__Exercise instructions__. Search the data for the word "PART" and copy every line that contains it.

__Record excerpts__.
▼
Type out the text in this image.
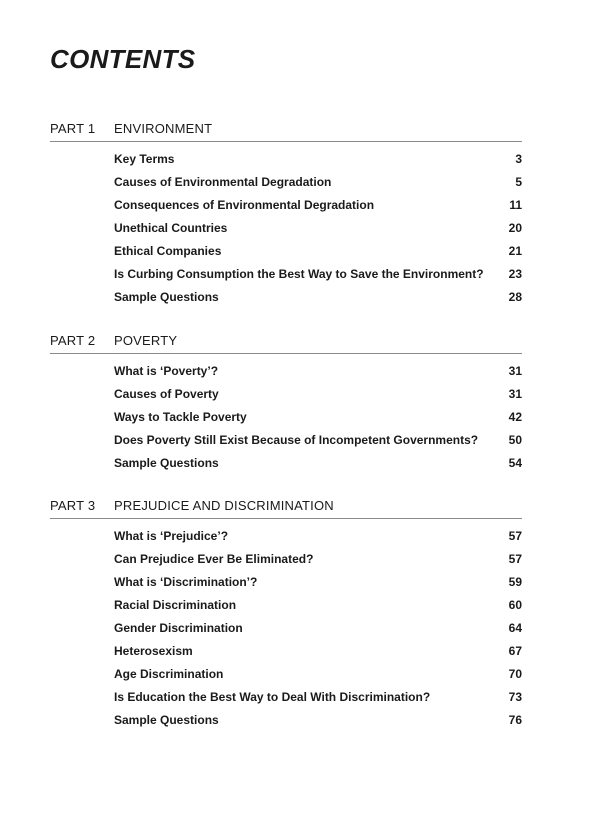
CONTENTS
PART 1	ENVIRONMENT
Key Terms	3
Causes of Environmental Degradation	5
Consequences of Environmental Degradation	11
Unethical Countries	20
Ethical Companies	21
Is Curbing Consumption the Best Way to Save the Environment?	23
Sample Questions	28
PART 2	POVERTY
What is ‘Poverty’?	31
Causes of Poverty	31
Ways to Tackle Poverty	42
Does Poverty Still Exist Because of Incompetent Governments?	50
Sample Questions	54
PART 3	PREJUDICE AND DISCRIMINATION
What is ‘Prejudice’?	57
Can Prejudice Ever Be Eliminated?	57
What is ‘Discrimination’?	59
Racial Discrimination	60
Gender Discrimination	64
Heterosexism	67
Age Discrimination	70
Is Education the Best Way to Deal With Discrimination?	73
Sample Questions	76
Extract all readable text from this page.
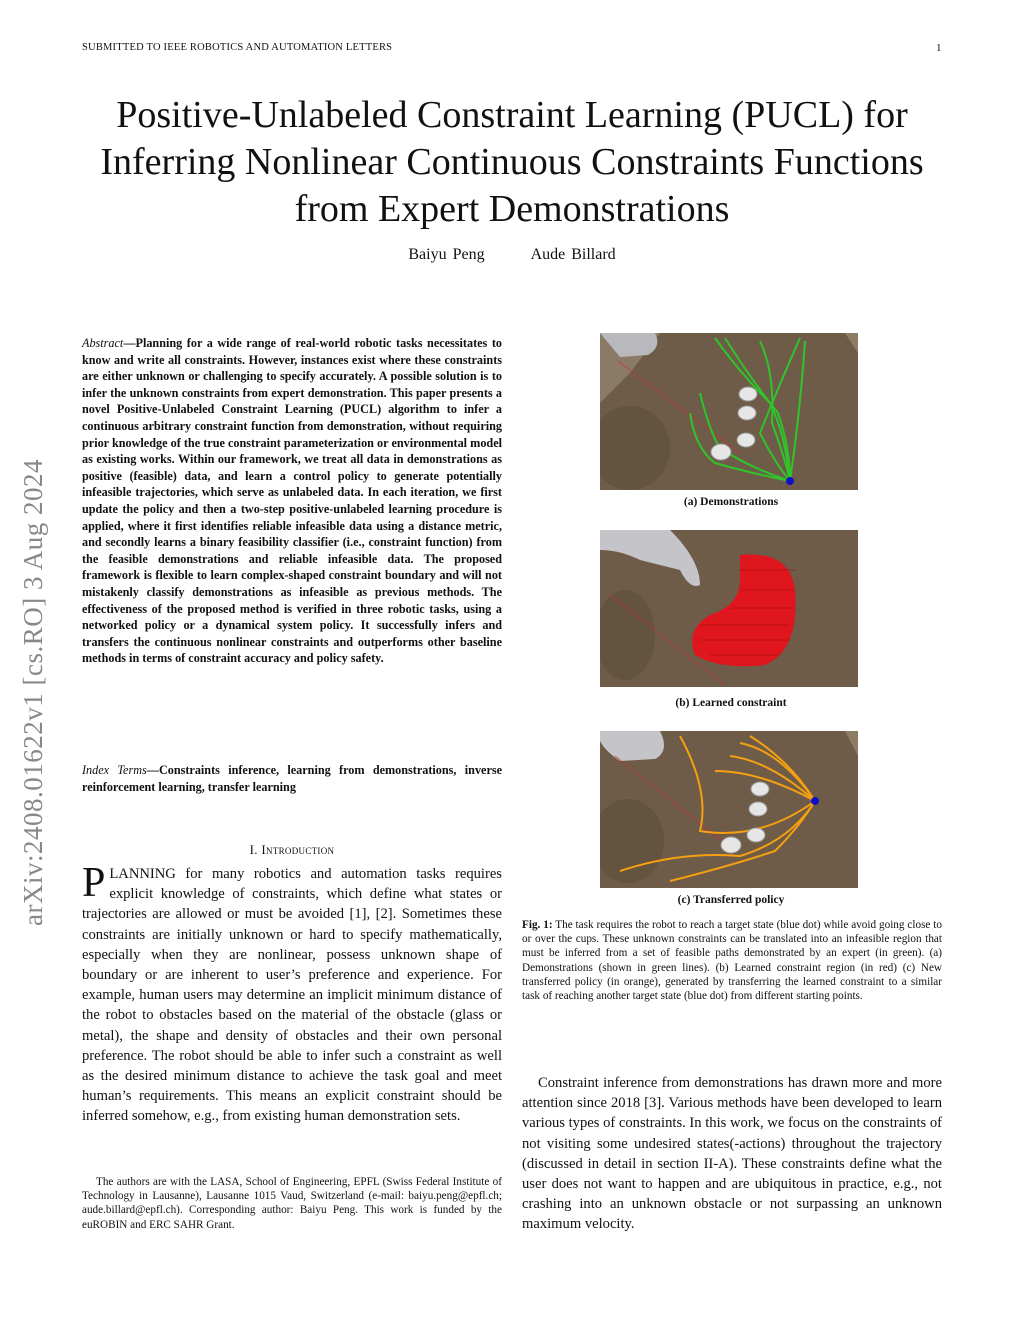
SUBMITTED TO IEEE ROBOTICS AND AUTOMATION LETTERS	1
Positive-Unlabeled Constraint Learning (PUCL) for Inferring Nonlinear Continuous Constraints Functions from Expert Demonstrations
Baiyu Peng	Aude Billard
arXiv:2408.01622v1 [cs.RO] 3 Aug 2024
Abstract—Planning for a wide range of real-world robotic tasks necessitates to know and write all constraints. However, instances exist where these constraints are either unknown or challenging to specify accurately. A possible solution is to infer the unknown constraints from expert demonstration. This paper presents a novel Positive-Unlabeled Constraint Learning (PUCL) algorithm to infer a continuous arbitrary constraint function from demonstration, without requiring prior knowledge of the true constraint parameterization or environmental model as existing works. Within our framework, we treat all data in demonstrations as positive (feasible) data, and learn a control policy to generate potentially infeasible trajectories, which serve as unlabeled data. In each iteration, we first update the policy and then a two-step positive-unlabeled learning procedure is applied, where it first identifies reliable infeasible data using a distance metric, and secondly learns a binary feasibility classifier (i.e., constraint function) from the feasible demonstrations and reliable infeasible data. The proposed framework is flexible to learn complex-shaped constraint boundary and will not mistakenly classify demonstrations as infeasible as previous methods. The effectiveness of the proposed method is verified in three robotic tasks, using a networked policy or a dynamical system policy. It successfully infers and transfers the continuous nonlinear constraints and outperforms other baseline methods in terms of constraint accuracy and policy safety.
Index Terms—Constraints inference, learning from demonstrations, inverse reinforcement learning, transfer learning
I. Introduction
PLANNING for many robotics and automation tasks requires explicit knowledge of constraints, which define what states or trajectories are allowed or must be avoided [1], [2]. Sometimes these constraints are initially unknown or hard to specify mathematically, especially when they are nonlinear, possess unknown shape of boundary or are inherent to user’s preference and experience. For example, human users may determine an implicit minimum distance of the robot to obstacles based on the material of the obstacle (glass or metal), the shape and density of obstacles and their own personal preference. The robot should be able to infer such a constraint as well as the desired minimum distance to achieve the task goal and meet human’s requirements. This means an explicit constraint should be inferred somehow, e.g., from existing human demonstration sets.
The authors are with the LASA, School of Engineering, EPFL (Swiss Federal Institute of Technology in Lausanne), Lausanne 1015 Vaud, Switzerland (e-mail: baiyu.peng@epfl.ch; aude.billard@epfl.ch). Corresponding author: Baiyu Peng. This work is funded by the euROBIN and ERC SAHR Grant.
(a) Demonstrations
(b) Learned constraint
(c) Transferred policy
Fig. 1: The task requires the robot to reach a target state (blue dot) while avoid going close to or over the cups. These unknown constraints can be translated into an infeasible region that must be inferred from a set of feasible paths demonstrated by an expert (in green). (a) Demonstrations (shown in green lines). (b) Learned constraint region (in red) (c) New transferred policy (in orange), generated by transferring the learned constraint to a similar task of reaching another target state (blue dot) from different starting points.
Constraint inference from demonstrations has drawn more and more attention since 2018 [3]. Various methods have been developed to learn various types of constraints. In this work, we focus on the constraints of not visiting some undesired states(-actions) throughout the trajectory (discussed in detail in section II-A). These constraints define what the user does not want to happen and are ubiquitous in practice, e.g., not crashing into an unknown obstacle or not surpassing an unknown maximum velocity.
▲
__Task solution__.
PART 1	ENVIRONMENT
PART 2	POVERTY
PART 3	PREJUDICE AND DISCRIMINATION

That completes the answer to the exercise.